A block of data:

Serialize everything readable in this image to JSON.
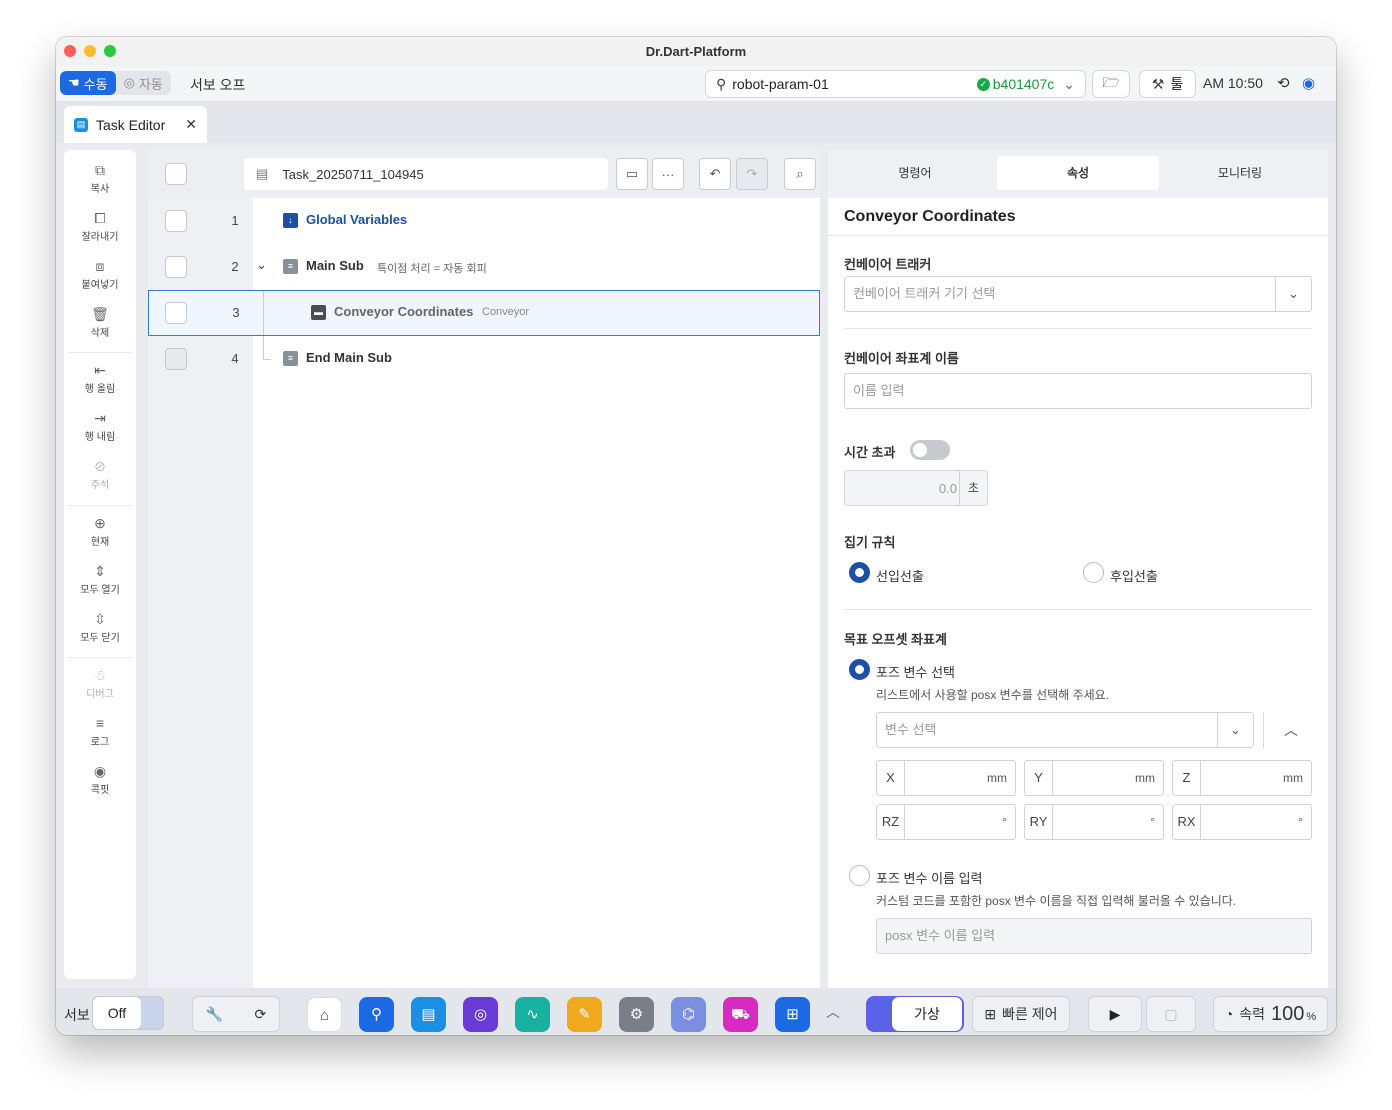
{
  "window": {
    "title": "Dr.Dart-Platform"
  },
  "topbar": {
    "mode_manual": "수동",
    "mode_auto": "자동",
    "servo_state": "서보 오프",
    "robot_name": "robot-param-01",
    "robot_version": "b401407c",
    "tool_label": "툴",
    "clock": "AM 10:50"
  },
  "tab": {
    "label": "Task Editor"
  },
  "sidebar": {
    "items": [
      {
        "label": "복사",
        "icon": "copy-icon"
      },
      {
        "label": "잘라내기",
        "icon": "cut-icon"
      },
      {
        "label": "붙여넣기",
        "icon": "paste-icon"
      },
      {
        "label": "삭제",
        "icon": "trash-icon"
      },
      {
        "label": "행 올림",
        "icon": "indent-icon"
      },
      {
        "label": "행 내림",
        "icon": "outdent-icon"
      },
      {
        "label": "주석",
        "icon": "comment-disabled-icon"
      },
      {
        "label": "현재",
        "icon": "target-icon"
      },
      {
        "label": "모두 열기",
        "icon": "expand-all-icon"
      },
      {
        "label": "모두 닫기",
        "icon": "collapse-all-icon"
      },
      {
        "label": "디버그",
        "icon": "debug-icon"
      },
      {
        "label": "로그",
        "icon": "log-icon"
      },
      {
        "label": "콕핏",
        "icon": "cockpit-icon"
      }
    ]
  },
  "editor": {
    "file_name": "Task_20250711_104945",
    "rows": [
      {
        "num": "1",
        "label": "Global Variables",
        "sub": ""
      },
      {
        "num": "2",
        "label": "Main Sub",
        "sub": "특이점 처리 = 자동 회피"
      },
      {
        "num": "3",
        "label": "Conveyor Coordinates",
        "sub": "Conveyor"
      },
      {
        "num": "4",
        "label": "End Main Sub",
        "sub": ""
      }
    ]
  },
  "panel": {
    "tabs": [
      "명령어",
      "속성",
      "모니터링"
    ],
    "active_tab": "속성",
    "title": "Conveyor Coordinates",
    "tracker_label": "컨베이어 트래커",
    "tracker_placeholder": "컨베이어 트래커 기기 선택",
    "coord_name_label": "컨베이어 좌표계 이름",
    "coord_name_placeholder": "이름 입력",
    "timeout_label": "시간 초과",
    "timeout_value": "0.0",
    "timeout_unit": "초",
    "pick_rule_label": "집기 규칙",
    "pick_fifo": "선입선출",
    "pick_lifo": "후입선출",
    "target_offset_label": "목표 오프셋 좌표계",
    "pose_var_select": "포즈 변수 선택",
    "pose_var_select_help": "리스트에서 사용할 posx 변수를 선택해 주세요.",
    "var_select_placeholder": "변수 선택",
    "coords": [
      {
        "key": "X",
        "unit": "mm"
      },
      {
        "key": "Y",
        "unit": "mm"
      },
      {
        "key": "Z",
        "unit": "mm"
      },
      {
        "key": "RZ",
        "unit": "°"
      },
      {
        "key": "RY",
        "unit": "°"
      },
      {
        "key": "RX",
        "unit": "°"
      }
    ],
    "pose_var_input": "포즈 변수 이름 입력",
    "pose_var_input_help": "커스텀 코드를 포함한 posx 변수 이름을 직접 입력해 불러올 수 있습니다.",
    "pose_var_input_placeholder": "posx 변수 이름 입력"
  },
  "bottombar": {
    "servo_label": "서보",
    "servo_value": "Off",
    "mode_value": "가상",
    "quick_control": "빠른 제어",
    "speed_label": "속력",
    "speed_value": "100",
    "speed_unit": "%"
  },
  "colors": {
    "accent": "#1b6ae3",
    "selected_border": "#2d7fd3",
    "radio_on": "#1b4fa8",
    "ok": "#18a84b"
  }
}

» What needs to be done
All of the material above needs to be restated exactly, with no pictures.

» Answer for this exercise
Serialize everything readable in this image to JSON.
{
  "window": {
    "title": "Dr.Dart-Platform"
  },
  "topbar": {
    "mode_manual": "수동",
    "mode_auto": "자동",
    "servo_state": "서보 오프",
    "robot_name": "robot-param-01",
    "robot_version": "b401407c",
    "tool_label": "툴",
    "clock": "AM 10:50"
  },
  "tab": {
    "label": "Task Editor"
  },
  "sidebar": {
    "items": [
      {
        "label": "복사",
        "icon": "copy-icon"
      },
      {
        "label": "잘라내기",
        "icon": "cut-icon"
      },
      {
        "label": "붙여넣기",
        "icon": "paste-icon"
      },
      {
        "label": "삭제",
        "icon": "trash-icon"
      },
      {
        "label": "행 올림",
        "icon": "indent-icon"
      },
      {
        "label": "행 내림",
        "icon": "outdent-icon"
      },
      {
        "label": "주석",
        "icon": "comment-disabled-icon"
      },
      {
        "label": "현재",
        "icon": "target-icon"
      },
      {
        "label": "모두 열기",
        "icon": "expand-all-icon"
      },
      {
        "label": "모두 닫기",
        "icon": "collapse-all-icon"
      },
      {
        "label": "디버그",
        "icon": "debug-icon"
      },
      {
        "label": "로그",
        "icon": "log-icon"
      },
      {
        "label": "콕핏",
        "icon": "cockpit-icon"
      }
    ]
  },
  "editor": {
    "file_name": "Task_20250711_104945",
    "rows": [
      {
        "num": "1",
        "label": "Global Variables",
        "sub": ""
      },
      {
        "num": "2",
        "label": "Main Sub",
        "sub": "특이점 처리 = 자동 회피"
      },
      {
        "num": "3",
        "label": "Conveyor Coordinates",
        "sub": "Conveyor"
      },
      {
        "num": "4",
        "label": "End Main Sub",
        "sub": ""
      }
    ]
  },
  "panel": {
    "tabs": [
      "명령어",
      "속성",
      "모니터링"
    ],
    "active_tab": "속성",
    "title": "Conveyor Coordinates",
    "tracker_label": "컨베이어 트래커",
    "tracker_placeholder": "컨베이어 트래커 기기 선택",
    "coord_name_label": "컨베이어 좌표계 이름",
    "coord_name_placeholder": "이름 입력",
    "timeout_label": "시간 초과",
    "timeout_value": "0.0",
    "timeout_unit": "초",
    "pick_rule_label": "집기 규칙",
    "pick_fifo": "선입선출",
    "pick_lifo": "후입선출",
    "target_offset_label": "목표 오프셋 좌표계",
    "pose_var_select": "포즈 변수 선택",
    "pose_var_select_help": "리스트에서 사용할 posx 변수를 선택해 주세요.",
    "var_select_placeholder": "변수 선택",
    "coords": [
      {
        "key": "X",
        "unit": "mm"
      },
      {
        "key": "Y",
        "unit": "mm"
      },
      {
        "key": "Z",
        "unit": "mm"
      },
      {
        "key": "RZ",
        "unit": "°"
      },
      {
        "key": "RY",
        "unit": "°"
      },
      {
        "key": "RX",
        "unit": "°"
      }
    ],
    "pose_var_input": "포즈 변수 이름 입력",
    "pose_var_input_help": "커스텀 코드를 포함한 posx 변수 이름을 직접 입력해 불러올 수 있습니다.",
    "pose_var_input_placeholder": "posx 변수 이름 입력"
  },
  "bottombar": {
    "servo_label": "서보",
    "servo_value": "Off",
    "mode_value": "가상",
    "quick_control": "빠른 제어",
    "speed_label": "속력",
    "speed_value": "100",
    "speed_unit": "%"
  },
  "colors": {
    "accent": "#1b6ae3",
    "selected_border": "#2d7fd3",
    "radio_on": "#1b4fa8",
    "ok": "#18a84b"
  }
}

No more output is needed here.